- **WHAT TO PRODUCE**
Copy each line that holds "общем".

- **DATA EXTRACT**
·····
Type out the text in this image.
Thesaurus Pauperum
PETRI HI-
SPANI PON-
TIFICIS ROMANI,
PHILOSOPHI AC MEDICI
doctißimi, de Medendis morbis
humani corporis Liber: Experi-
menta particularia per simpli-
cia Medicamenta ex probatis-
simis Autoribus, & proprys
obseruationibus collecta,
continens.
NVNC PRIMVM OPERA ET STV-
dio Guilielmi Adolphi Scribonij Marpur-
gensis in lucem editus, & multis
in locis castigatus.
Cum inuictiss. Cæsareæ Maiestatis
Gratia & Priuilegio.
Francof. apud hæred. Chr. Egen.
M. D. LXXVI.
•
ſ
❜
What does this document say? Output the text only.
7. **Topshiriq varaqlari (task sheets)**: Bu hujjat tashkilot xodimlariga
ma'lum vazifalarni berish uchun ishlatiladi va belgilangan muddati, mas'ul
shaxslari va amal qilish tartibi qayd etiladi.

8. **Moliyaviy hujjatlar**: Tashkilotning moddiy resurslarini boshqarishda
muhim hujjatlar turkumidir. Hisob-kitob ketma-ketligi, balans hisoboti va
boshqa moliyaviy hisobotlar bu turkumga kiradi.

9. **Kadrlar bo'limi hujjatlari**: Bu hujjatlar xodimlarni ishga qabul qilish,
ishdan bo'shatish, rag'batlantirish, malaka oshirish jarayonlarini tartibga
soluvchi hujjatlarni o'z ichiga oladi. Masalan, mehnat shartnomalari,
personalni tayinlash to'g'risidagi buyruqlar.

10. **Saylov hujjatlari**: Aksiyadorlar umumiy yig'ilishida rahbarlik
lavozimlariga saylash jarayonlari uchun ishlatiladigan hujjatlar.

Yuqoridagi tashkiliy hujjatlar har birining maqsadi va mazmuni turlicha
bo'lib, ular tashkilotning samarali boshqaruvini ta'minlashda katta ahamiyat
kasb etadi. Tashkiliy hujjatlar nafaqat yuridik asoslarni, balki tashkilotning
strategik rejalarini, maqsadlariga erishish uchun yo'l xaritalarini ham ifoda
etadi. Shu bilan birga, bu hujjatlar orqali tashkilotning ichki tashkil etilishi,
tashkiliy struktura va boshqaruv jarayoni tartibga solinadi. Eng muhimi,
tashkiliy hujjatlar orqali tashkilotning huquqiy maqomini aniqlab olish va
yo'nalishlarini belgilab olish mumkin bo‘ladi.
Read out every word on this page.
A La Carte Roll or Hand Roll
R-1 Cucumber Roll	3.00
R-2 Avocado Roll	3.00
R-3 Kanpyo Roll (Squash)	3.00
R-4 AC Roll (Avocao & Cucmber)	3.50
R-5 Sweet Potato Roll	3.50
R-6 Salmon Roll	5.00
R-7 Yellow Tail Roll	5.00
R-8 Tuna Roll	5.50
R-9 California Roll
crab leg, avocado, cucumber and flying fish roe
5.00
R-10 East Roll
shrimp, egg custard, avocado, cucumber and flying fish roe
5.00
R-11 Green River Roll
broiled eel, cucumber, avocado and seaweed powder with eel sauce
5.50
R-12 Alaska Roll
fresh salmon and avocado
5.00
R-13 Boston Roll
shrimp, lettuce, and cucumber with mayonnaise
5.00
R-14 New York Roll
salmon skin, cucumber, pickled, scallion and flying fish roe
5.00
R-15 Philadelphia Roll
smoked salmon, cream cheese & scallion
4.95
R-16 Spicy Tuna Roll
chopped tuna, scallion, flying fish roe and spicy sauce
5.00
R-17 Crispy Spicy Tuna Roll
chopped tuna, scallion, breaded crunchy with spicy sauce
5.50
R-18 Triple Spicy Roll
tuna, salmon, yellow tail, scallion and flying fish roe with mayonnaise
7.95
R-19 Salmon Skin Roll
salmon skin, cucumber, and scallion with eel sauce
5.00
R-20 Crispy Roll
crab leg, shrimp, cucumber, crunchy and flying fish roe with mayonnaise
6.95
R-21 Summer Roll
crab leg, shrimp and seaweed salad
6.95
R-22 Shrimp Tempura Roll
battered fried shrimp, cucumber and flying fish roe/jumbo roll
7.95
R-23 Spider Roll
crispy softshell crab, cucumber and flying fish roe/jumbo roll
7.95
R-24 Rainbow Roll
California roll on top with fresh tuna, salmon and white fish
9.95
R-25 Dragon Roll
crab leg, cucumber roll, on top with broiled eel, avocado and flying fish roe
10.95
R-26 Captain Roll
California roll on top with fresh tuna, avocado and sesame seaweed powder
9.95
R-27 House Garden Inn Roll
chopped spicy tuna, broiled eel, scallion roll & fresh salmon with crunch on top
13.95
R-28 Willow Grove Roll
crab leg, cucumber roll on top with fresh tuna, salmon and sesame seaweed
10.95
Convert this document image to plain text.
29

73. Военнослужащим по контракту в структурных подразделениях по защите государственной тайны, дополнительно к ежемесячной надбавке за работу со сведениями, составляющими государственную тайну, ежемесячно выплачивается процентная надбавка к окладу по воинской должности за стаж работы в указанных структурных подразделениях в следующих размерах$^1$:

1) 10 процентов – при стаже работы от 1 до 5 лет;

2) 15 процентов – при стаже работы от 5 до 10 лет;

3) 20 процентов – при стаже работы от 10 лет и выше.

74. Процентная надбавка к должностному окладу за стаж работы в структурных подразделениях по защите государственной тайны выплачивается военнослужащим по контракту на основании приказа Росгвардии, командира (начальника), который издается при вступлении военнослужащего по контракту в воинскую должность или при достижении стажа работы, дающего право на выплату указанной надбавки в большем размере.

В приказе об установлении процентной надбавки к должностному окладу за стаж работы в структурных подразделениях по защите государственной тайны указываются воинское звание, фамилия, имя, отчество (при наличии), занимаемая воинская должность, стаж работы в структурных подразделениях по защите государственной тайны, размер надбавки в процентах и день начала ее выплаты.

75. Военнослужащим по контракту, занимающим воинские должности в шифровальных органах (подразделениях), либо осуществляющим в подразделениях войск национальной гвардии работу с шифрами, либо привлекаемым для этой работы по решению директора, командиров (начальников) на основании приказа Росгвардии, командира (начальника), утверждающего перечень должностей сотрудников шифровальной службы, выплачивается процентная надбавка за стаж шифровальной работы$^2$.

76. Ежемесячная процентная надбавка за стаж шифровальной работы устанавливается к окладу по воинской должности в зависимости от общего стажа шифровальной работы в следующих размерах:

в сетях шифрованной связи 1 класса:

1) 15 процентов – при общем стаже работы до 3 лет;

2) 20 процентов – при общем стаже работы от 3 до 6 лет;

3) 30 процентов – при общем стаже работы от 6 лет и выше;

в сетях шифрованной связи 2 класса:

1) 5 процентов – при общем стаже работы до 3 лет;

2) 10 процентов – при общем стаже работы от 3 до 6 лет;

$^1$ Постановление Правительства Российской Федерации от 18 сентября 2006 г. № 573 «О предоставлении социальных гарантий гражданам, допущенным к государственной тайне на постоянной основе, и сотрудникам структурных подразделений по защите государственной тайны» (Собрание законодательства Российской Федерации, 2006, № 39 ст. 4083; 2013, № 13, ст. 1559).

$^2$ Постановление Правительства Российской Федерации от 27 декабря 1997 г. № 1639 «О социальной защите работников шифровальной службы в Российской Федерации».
·····
- **OUTPUT BELOW**
1) 15 процентов – при общем стаже работы до 3 лет;
2) 20 процентов – при общем стаже работы от 3 до 6 лет;
3) 30 процентов – при общем стаже работы от 6 лет и выше;
1) 5 процентов – при общем стаже работы до 3 лет;
2) 10 процентов – при общем стаже работы от 3 до 6 лет;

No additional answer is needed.